STORED RECORDS:
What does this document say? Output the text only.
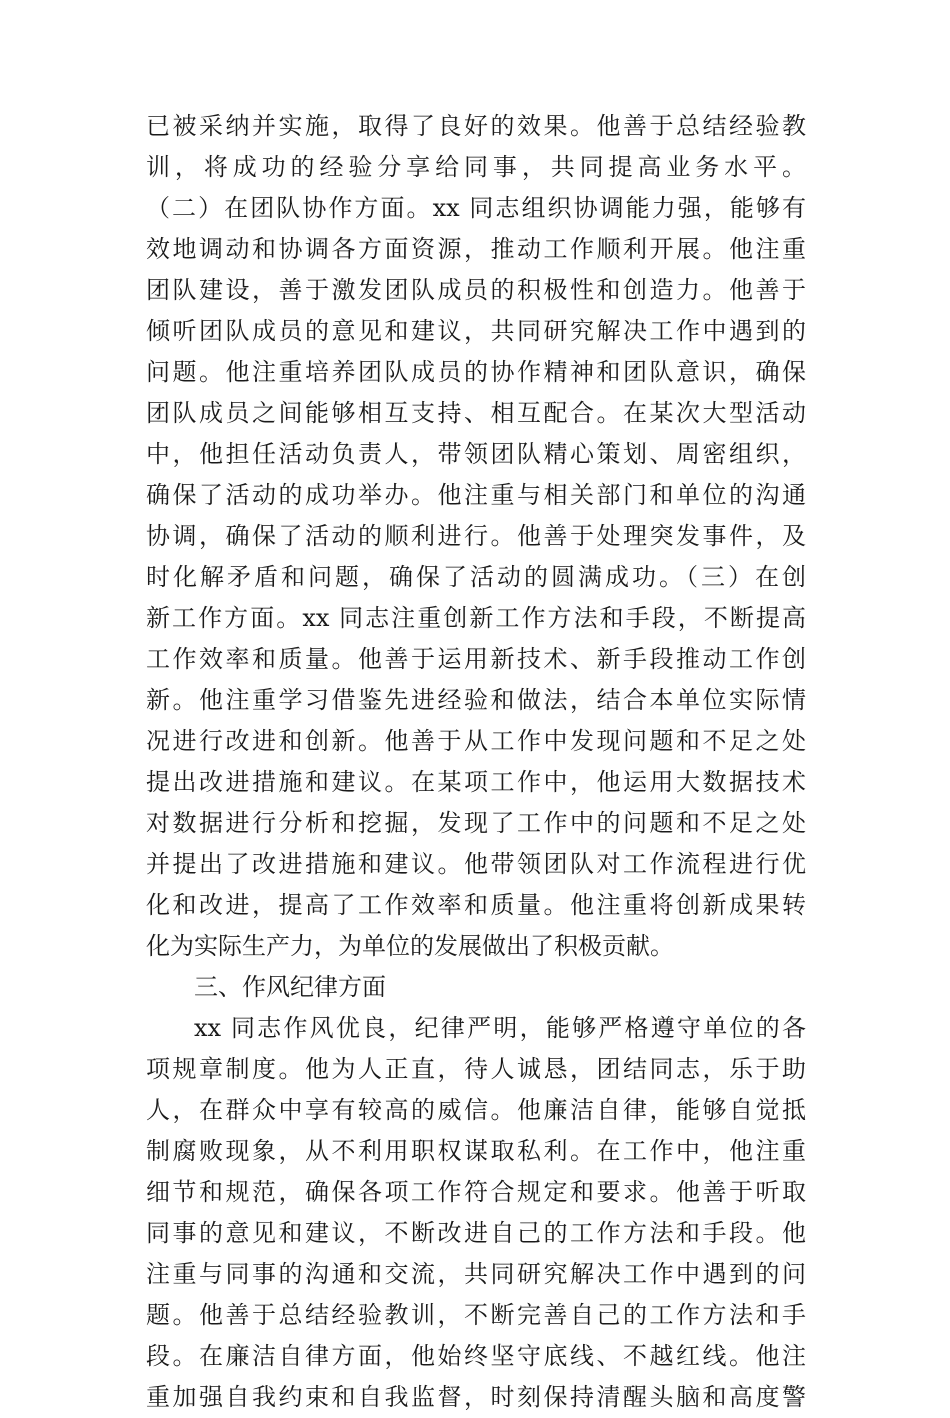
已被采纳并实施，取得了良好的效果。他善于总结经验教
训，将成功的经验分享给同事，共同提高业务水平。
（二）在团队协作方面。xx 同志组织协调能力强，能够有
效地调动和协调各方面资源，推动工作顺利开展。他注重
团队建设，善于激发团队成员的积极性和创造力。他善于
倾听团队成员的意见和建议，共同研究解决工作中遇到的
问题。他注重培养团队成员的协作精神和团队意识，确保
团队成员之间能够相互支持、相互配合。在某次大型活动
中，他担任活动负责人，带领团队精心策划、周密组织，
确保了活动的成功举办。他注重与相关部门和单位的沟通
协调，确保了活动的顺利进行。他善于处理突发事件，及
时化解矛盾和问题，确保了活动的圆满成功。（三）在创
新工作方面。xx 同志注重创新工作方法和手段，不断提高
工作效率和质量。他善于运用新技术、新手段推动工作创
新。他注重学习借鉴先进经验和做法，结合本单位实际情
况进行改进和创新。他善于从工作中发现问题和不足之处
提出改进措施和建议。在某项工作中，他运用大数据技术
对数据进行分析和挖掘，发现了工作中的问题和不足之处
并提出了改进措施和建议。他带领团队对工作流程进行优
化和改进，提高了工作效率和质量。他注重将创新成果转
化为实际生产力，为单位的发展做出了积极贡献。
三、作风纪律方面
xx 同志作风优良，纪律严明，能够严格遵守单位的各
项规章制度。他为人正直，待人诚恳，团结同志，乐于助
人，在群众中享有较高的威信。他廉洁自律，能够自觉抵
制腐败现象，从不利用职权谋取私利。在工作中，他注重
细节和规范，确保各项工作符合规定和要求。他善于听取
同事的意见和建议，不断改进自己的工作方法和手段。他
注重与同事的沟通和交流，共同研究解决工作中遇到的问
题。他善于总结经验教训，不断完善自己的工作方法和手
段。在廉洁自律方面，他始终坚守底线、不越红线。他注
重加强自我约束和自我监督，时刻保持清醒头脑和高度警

---

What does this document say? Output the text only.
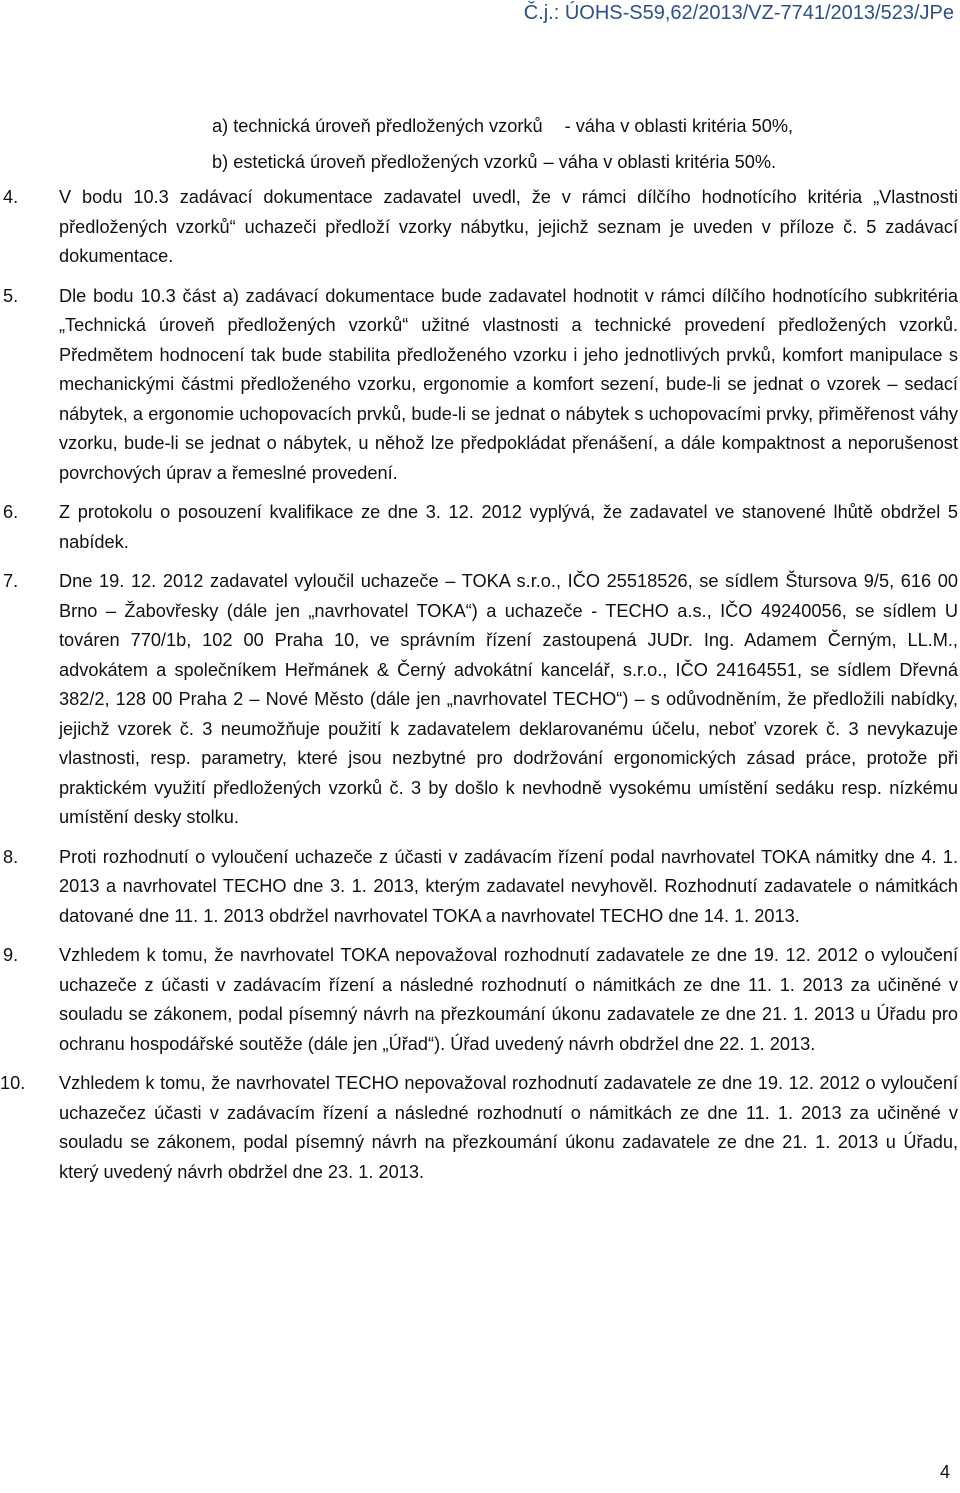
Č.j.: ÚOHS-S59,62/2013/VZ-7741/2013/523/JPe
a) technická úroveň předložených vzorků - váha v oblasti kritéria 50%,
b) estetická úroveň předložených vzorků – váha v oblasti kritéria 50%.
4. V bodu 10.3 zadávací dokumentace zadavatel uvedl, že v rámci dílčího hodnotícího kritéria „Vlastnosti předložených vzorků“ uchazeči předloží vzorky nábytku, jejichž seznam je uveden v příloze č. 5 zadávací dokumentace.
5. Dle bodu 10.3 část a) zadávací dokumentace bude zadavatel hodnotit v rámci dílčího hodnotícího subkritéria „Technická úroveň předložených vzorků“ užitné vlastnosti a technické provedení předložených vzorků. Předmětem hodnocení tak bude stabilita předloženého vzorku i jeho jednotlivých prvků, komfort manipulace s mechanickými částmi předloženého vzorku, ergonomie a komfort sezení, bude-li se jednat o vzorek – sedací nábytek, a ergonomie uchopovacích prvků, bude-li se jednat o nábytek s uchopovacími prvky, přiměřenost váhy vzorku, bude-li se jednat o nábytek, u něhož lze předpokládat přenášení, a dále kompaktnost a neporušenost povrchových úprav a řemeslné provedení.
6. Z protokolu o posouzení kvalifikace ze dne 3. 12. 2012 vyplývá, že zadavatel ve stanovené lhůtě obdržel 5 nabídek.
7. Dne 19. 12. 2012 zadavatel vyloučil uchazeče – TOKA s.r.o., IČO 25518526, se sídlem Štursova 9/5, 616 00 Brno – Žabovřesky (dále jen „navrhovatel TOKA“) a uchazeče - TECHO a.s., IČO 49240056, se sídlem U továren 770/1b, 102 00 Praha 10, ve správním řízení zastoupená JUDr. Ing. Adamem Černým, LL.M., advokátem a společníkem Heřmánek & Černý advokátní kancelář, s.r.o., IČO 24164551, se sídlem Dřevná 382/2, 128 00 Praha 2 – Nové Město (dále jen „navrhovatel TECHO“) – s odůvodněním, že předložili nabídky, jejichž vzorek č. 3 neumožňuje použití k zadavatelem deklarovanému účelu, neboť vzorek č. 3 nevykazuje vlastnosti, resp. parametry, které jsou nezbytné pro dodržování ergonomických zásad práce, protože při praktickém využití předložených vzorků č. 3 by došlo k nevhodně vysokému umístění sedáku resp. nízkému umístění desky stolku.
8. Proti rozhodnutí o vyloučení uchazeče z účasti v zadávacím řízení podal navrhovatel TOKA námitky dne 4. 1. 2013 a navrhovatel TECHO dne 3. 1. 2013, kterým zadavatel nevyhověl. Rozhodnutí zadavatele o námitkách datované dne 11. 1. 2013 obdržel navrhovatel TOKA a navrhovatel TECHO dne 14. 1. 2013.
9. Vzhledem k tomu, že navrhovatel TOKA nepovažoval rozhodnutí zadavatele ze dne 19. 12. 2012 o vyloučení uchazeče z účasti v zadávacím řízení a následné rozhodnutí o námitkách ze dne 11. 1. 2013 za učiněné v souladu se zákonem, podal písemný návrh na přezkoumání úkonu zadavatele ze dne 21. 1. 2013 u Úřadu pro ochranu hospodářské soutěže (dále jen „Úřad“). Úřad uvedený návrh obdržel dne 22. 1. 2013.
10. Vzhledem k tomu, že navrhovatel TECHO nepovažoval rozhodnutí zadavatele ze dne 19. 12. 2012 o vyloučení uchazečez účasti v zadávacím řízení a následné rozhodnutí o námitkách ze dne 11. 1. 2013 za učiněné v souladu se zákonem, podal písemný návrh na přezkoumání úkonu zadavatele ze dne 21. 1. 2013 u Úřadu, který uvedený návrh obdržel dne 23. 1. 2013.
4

--

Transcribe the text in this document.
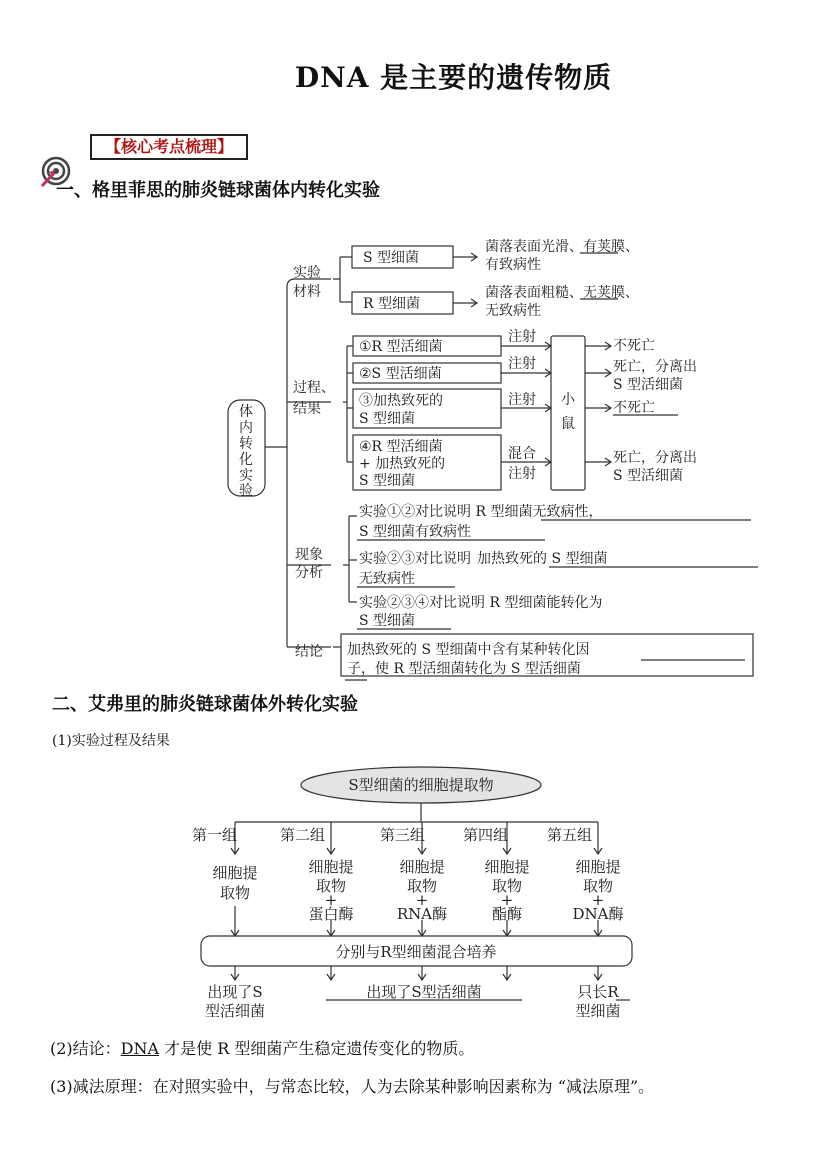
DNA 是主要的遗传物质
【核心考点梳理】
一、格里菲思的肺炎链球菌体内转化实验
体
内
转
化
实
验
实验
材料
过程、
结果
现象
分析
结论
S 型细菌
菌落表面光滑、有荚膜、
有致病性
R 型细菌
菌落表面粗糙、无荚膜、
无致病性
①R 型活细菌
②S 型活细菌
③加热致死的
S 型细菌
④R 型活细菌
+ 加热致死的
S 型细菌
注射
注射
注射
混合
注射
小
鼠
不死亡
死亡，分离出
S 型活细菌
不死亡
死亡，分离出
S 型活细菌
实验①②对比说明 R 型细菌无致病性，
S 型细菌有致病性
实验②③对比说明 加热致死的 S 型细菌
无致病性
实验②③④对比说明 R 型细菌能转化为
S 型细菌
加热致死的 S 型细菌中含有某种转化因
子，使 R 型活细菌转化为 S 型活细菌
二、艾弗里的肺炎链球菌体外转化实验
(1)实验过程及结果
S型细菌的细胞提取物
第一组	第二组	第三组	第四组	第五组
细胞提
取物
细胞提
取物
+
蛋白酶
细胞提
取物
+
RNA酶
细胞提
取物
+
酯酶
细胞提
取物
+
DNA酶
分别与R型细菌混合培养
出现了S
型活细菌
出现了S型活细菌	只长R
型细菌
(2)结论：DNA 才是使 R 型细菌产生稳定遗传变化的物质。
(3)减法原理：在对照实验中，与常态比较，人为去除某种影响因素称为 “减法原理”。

INSTRUCTION:
Search the records for the word "dílčího" and copy every line where it occurs.

TASK RESULT:
4. V bodu 10.3 zadávací dokumentace zadavatel uvedl, že v rámci dílčího hodnotícího kritéria „Vlastnosti předložených vzorků“ uchazeči předloží vzorky nábytku, jejichž seznam je uveden v příloze č. 5 zadávací dokumentace.
5. Dle bodu 10.3 část a) zadávací dokumentace bude zadavatel hodnotit v rámci dílčího hodnotícího subkritéria „Technická úroveň předložených vzorků“ užitné vlastnosti a technické provedení předložených vzorků. Předmětem hodnocení tak bude stabilita předloženého vzorku i jeho jednotlivých prvků, komfort manipulace s mechanickými částmi předloženého vzorku, ergonomie a komfort sezení, bude-li se jednat o vzorek – sedací nábytek, a ergonomie uchopovacích prvků, bude-li se jednat o nábytek s uchopovacími prvky, přiměřenost váhy vzorku, bude-li se jednat o nábytek, u něhož lze předpokládat přenášení, a dále kompaktnost a neporušenost povrchových úprav a řemeslné provedení.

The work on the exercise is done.